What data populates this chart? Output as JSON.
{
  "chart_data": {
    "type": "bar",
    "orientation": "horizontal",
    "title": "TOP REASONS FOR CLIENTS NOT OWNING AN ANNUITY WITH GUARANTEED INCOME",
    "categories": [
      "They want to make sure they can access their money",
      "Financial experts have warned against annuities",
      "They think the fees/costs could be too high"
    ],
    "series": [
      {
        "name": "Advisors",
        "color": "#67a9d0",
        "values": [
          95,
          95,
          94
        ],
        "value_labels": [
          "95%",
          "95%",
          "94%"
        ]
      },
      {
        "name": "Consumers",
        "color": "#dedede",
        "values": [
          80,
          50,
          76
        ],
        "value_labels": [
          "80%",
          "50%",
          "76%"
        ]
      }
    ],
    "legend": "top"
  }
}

● ● ● ●

» **WHAT TO DO**
Within the data above, count the lines that contain the string "They"; the reply is the number alone.

» **THE RESPONSE**
2